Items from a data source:
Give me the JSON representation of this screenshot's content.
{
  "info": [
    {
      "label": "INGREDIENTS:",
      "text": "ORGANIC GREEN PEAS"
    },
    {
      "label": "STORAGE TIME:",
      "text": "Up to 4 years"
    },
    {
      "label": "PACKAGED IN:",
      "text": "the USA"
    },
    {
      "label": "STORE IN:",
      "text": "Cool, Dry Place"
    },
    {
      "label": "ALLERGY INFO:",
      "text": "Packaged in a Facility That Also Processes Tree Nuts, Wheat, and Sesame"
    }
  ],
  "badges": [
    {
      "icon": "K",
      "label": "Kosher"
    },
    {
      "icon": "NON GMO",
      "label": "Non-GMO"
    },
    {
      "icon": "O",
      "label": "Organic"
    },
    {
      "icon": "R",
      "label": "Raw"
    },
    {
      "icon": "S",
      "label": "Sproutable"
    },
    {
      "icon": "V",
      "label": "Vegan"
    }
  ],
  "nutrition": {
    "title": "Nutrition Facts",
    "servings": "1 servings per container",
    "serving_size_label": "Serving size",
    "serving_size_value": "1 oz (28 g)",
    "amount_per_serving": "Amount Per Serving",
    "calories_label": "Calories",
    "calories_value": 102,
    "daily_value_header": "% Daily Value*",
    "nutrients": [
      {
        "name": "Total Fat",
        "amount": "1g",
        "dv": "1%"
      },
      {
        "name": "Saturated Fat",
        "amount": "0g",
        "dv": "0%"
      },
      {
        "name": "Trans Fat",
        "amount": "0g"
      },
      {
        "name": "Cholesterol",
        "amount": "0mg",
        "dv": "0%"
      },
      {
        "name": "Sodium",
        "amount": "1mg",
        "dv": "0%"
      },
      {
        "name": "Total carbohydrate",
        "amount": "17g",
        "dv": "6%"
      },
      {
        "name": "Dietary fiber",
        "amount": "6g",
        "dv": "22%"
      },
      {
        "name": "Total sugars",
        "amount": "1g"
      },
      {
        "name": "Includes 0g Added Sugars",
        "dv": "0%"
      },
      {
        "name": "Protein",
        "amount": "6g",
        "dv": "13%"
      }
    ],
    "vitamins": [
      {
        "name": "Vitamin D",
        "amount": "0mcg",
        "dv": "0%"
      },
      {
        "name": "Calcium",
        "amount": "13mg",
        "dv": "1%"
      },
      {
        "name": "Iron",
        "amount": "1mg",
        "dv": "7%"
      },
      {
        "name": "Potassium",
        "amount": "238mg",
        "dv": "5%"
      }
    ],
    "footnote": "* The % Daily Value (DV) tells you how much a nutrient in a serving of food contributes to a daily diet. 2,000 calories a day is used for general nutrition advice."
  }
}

Instructions for the task:
Each record is to be reproduced exactly as it appears.

Answer space:
Give me the JSON representation of this screenshot's content.
{
  "info": [
    {
      "label": "INGREDIENTS:",
      "text": "ORGANIC GREEN PEAS"
    },
    {
      "label": "STORAGE TIME:",
      "text": "Up to 4 years"
    },
    {
      "label": "PACKAGED IN:",
      "text": "the USA"
    },
    {
      "label": "STORE IN:",
      "text": "Cool, Dry Place"
    },
    {
      "label": "ALLERGY INFO:",
      "text": "Packaged in a Facility That Also Processes Tree Nuts, Wheat, and Sesame"
    }
  ],
  "badges": [
    {
      "icon": "K",
      "label": "Kosher"
    },
    {
      "icon": "NON GMO",
      "label": "Non-GMO"
    },
    {
      "icon": "O",
      "label": "Organic"
    },
    {
      "icon": "R",
      "label": "Raw"
    },
    {
      "icon": "S",
      "label": "Sproutable"
    },
    {
      "icon": "V",
      "label": "Vegan"
    }
  ],
  "nutrition": {
    "title": "Nutrition Facts",
    "servings": "1 servings per container",
    "serving_size_label": "Serving size",
    "serving_size_value": "1 oz (28 g)",
    "amount_per_serving": "Amount Per Serving",
    "calories_label": "Calories",
    "calories_value": 102,
    "daily_value_header": "% Daily Value*",
    "nutrients": [
      {
        "name": "Total Fat",
        "amount": "1g",
        "dv": "1%"
      },
      {
        "name": "Saturated Fat",
        "amount": "0g",
        "dv": "0%"
      },
      {
        "name": "Trans Fat",
        "amount": "0g"
      },
      {
        "name": "Cholesterol",
        "amount": "0mg",
        "dv": "0%"
      },
      {
        "name": "Sodium",
        "amount": "1mg",
        "dv": "0%"
      },
      {
        "name": "Total carbohydrate",
        "amount": "17g",
        "dv": "6%"
      },
      {
        "name": "Dietary fiber",
        "amount": "6g",
        "dv": "22%"
      },
      {
        "name": "Total sugars",
        "amount": "1g"
      },
      {
        "name": "Includes 0g Added Sugars",
        "dv": "0%"
      },
      {
        "name": "Protein",
        "amount": "6g",
        "dv": "13%"
      }
    ],
    "vitamins": [
      {
        "name": "Vitamin D",
        "amount": "0mcg",
        "dv": "0%"
      },
      {
        "name": "Calcium",
        "amount": "13mg",
        "dv": "1%"
      },
      {
        "name": "Iron",
        "amount": "1mg",
        "dv": "7%"
      },
      {
        "name": "Potassium",
        "amount": "238mg",
        "dv": "5%"
      }
    ],
    "footnote": "* The % Daily Value (DV) tells you how much a nutrient in a serving of food contributes to a daily diet. 2,000 calories a day is used for general nutrition advice."
  }
}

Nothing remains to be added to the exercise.